_Problem_
Please copy all the lines that follow, word for word.

-----

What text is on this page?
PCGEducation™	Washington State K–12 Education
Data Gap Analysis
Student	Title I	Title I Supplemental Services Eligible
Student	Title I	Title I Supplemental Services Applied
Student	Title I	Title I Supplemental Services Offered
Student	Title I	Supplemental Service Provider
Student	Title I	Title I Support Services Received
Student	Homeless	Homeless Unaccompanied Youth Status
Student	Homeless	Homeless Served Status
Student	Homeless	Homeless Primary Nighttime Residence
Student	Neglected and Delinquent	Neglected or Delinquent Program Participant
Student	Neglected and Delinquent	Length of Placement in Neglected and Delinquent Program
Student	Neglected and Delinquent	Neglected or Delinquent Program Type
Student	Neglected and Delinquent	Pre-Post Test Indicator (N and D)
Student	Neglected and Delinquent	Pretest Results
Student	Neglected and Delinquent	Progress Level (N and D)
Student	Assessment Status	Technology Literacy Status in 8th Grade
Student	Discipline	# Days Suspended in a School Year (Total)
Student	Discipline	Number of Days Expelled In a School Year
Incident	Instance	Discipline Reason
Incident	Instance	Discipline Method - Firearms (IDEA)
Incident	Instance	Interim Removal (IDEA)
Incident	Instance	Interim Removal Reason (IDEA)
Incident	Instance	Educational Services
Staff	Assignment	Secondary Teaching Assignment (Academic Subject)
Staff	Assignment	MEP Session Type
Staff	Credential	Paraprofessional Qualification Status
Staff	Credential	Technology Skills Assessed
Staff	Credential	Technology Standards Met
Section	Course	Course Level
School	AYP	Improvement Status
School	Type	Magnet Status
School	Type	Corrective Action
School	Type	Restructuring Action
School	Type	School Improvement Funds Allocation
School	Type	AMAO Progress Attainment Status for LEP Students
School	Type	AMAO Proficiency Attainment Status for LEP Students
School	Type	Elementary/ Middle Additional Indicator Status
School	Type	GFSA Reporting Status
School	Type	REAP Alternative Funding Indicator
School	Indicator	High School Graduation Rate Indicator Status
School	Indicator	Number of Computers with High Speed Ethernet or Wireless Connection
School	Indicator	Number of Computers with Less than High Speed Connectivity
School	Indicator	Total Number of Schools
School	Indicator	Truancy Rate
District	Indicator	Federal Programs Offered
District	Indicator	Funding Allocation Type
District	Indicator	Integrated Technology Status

-----

_Exercise solution_
What text is on this page?
PCGEducation™	Washington State K–12 Education
Data Gap Analysis
Student	Title I	Title I Supplemental Services Eligible
Student	Title I	Title I Supplemental Services Applied
Student	Title I	Title I Supplemental Services Offered
Student	Title I	Supplemental Service Provider
Student	Title I	Title I Support Services Received
Student	Homeless	Homeless Unaccompanied Youth Status
Student	Homeless	Homeless Served Status
Student	Homeless	Homeless Primary Nighttime Residence
Student	Neglected and Delinquent	Neglected or Delinquent Program Participant
Student	Neglected and Delinquent	Length of Placement in Neglected and Delinquent Program
Student	Neglected and Delinquent	Neglected or Delinquent Program Type
Student	Neglected and Delinquent	Pre-Post Test Indicator (N and D)
Student	Neglected and Delinquent	Pretest Results
Student	Neglected and Delinquent	Progress Level (N and D)
Student	Assessment Status	Technology Literacy Status in 8th Grade
Student	Discipline	# Days Suspended in a School Year (Total)
Student	Discipline	Number of Days Expelled In a School Year
Incident	Instance	Discipline Reason
Incident	Instance	Discipline Method - Firearms (IDEA)
Incident	Instance	Interim Removal (IDEA)
Incident	Instance	Interim Removal Reason (IDEA)
Incident	Instance	Educational Services
Staff	Assignment	Secondary Teaching Assignment (Academic Subject)
Staff	Assignment	MEP Session Type
Staff	Credential	Paraprofessional Qualification Status
Staff	Credential	Technology Skills Assessed
Staff	Credential	Technology Standards Met
Section	Course	Course Level
School	AYP	Improvement Status
School	Type	Magnet Status
School	Type	Corrective Action
School	Type	Restructuring Action
School	Type	School Improvement Funds Allocation
School	Type	AMAO Progress Attainment Status for LEP Students
School	Type	AMAO Proficiency Attainment Status for LEP Students
School	Type	Elementary/ Middle Additional Indicator Status
School	Type	GFSA Reporting Status
School	Type	REAP Alternative Funding Indicator
School	Indicator	High School Graduation Rate Indicator Status
School	Indicator	Number of Computers with High Speed Ethernet or Wireless Connection
School	Indicator	Number of Computers with Less than High Speed Connectivity
School	Indicator	Total Number of Schools
School	Indicator	Truancy Rate
District	Indicator	Federal Programs Offered
District	Indicator	Funding Allocation Type
District	Indicator	Integrated Technology Status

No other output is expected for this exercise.